YOUR INSTRUCTIONS
Each line of the material below that holds the word "make" needs to be copied.

DATA RECORDS
------------

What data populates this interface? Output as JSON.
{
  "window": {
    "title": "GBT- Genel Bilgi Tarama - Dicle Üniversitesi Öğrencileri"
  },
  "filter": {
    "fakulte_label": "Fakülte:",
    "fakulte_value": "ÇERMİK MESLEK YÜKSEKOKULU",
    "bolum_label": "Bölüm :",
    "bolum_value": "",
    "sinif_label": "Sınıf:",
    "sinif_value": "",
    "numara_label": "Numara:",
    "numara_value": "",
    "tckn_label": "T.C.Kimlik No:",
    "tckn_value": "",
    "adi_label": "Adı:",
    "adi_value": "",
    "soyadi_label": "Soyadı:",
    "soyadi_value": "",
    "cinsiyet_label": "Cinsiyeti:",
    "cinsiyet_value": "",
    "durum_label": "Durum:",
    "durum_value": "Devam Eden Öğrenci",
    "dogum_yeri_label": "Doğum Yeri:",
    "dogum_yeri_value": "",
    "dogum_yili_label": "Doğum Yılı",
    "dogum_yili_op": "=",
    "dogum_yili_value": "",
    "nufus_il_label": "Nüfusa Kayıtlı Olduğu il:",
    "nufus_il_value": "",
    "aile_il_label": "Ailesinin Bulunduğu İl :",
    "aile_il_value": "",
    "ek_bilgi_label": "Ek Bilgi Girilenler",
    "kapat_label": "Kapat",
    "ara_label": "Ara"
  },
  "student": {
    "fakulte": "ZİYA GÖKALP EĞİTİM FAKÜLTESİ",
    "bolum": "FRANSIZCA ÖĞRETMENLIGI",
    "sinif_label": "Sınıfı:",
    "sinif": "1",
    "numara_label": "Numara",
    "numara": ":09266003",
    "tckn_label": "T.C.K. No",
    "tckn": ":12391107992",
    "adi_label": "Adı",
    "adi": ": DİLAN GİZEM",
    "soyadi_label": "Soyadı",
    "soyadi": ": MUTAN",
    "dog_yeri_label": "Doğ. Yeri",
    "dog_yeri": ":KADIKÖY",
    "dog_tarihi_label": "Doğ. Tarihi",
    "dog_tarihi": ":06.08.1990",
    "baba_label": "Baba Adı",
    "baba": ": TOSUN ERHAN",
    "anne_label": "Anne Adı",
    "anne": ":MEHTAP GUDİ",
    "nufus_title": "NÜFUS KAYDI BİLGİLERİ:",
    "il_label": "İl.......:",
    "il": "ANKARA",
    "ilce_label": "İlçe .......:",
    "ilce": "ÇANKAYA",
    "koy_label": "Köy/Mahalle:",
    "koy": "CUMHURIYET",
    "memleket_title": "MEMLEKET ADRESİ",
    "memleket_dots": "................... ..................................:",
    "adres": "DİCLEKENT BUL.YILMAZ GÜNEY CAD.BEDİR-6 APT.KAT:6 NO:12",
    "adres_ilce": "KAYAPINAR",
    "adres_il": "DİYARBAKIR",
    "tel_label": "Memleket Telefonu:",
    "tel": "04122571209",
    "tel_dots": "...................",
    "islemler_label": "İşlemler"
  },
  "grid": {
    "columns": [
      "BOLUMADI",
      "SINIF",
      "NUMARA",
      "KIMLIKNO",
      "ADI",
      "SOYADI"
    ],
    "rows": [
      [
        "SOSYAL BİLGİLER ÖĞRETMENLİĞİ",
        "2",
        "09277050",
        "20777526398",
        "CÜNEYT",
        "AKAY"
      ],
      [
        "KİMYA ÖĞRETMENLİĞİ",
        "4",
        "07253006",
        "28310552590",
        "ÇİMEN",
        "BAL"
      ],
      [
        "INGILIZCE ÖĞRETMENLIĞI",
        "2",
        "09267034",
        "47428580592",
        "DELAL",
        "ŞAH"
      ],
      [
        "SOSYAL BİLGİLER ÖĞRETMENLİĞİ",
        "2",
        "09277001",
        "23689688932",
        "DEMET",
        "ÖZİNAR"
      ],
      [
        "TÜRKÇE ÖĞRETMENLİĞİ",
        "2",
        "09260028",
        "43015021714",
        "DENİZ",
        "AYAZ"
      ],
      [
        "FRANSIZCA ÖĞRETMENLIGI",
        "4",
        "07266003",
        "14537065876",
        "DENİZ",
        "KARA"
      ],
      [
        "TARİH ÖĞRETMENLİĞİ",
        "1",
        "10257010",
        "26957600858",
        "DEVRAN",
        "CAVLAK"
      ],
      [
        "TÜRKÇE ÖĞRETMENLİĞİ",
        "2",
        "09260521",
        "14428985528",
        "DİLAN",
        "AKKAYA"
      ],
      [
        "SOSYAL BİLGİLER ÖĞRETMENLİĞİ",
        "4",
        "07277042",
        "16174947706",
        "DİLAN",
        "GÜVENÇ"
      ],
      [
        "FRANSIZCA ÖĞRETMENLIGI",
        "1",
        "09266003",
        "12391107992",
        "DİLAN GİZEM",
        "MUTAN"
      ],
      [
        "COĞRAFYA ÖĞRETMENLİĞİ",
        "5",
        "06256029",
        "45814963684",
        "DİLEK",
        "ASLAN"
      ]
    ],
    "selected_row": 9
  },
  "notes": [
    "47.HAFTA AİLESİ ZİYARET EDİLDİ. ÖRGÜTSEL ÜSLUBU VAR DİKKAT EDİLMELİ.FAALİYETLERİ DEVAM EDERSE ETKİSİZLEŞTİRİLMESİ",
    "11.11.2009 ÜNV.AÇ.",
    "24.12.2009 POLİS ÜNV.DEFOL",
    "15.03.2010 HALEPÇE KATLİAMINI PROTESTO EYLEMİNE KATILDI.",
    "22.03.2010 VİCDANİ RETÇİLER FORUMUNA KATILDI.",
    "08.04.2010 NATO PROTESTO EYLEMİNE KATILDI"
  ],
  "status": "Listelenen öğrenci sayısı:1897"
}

------------

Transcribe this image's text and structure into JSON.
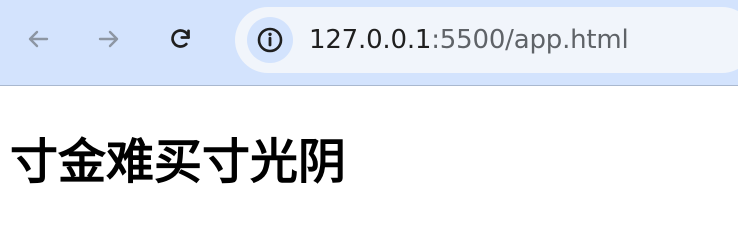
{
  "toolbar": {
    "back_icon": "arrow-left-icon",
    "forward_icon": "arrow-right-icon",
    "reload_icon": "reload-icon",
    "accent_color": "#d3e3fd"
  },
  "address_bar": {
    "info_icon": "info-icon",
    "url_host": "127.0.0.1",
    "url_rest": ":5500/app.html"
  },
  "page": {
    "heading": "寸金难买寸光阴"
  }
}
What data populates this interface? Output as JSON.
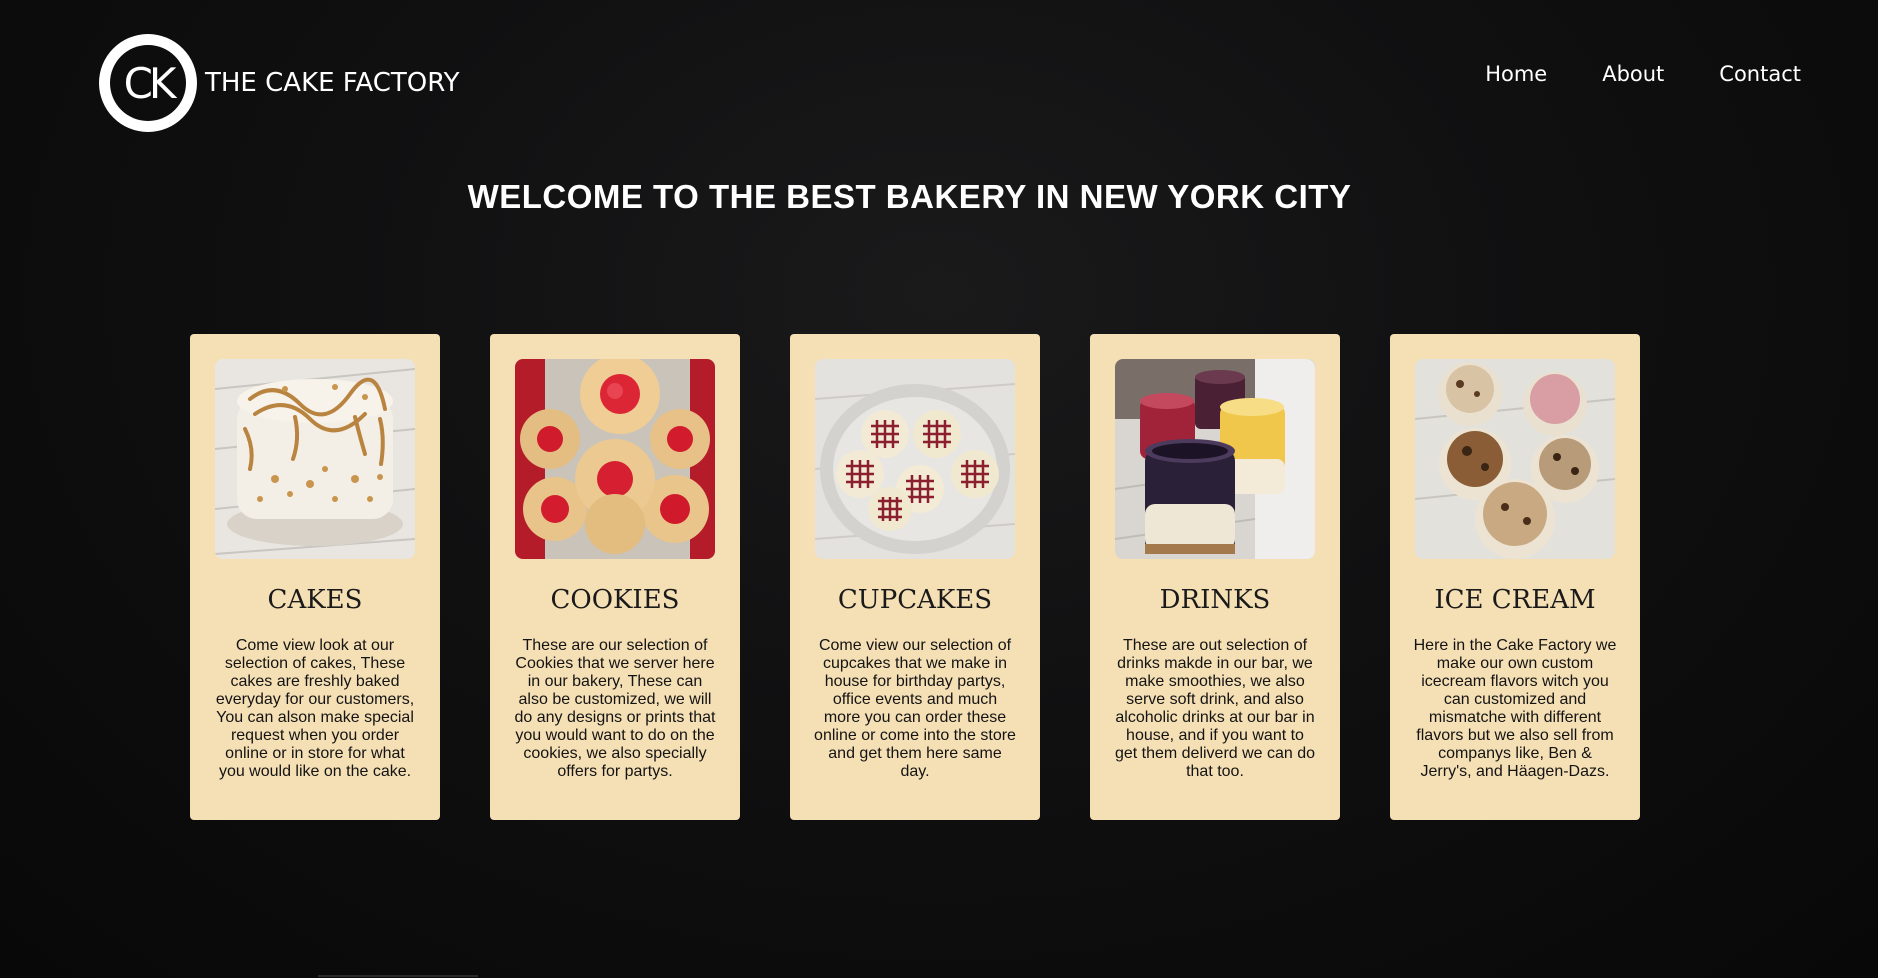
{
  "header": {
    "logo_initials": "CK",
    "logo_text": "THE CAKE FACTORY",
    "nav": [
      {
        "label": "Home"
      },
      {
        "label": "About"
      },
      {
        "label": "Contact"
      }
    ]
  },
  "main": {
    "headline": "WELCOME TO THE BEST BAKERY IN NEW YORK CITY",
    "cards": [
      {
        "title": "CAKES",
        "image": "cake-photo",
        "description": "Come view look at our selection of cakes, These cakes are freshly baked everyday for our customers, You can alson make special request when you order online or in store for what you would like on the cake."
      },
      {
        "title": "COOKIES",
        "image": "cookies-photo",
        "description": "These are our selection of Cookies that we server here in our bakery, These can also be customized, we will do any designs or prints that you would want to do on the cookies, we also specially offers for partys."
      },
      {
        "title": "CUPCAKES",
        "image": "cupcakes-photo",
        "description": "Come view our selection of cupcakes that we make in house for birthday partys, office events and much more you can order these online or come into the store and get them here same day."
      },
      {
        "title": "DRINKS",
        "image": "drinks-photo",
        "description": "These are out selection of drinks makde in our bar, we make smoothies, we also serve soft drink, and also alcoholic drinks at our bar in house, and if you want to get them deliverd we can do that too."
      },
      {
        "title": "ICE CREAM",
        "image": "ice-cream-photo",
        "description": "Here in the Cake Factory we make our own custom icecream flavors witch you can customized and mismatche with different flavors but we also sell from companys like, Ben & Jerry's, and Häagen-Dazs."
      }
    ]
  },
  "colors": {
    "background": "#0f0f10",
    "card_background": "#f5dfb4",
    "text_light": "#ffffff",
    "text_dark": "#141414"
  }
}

------------

RESULT OF THIS EXERCISE
        "description": "Come view look at our selection of cakes, These cakes are freshly baked everyday for our customers, You can alson make special request when you order online or in store for what you would like on the cake."
        "description": "Come view our selection of cupcakes that we make in house for birthday partys, office events and much more you can order these online or come into the store and get them here same day."
        "description": "These are out selection of drinks makde in our bar, we make smoothies, we also serve soft drink, and also alcoholic drinks at our bar in house, and if you want to get them deliverd we can do that too."
        "description": "Here in the Cake Factory we make our own custom icecream flavors witch you can customized and mismatche with different flavors but we also sell from companys like, Ben & Jerry's, and Häagen-Dazs."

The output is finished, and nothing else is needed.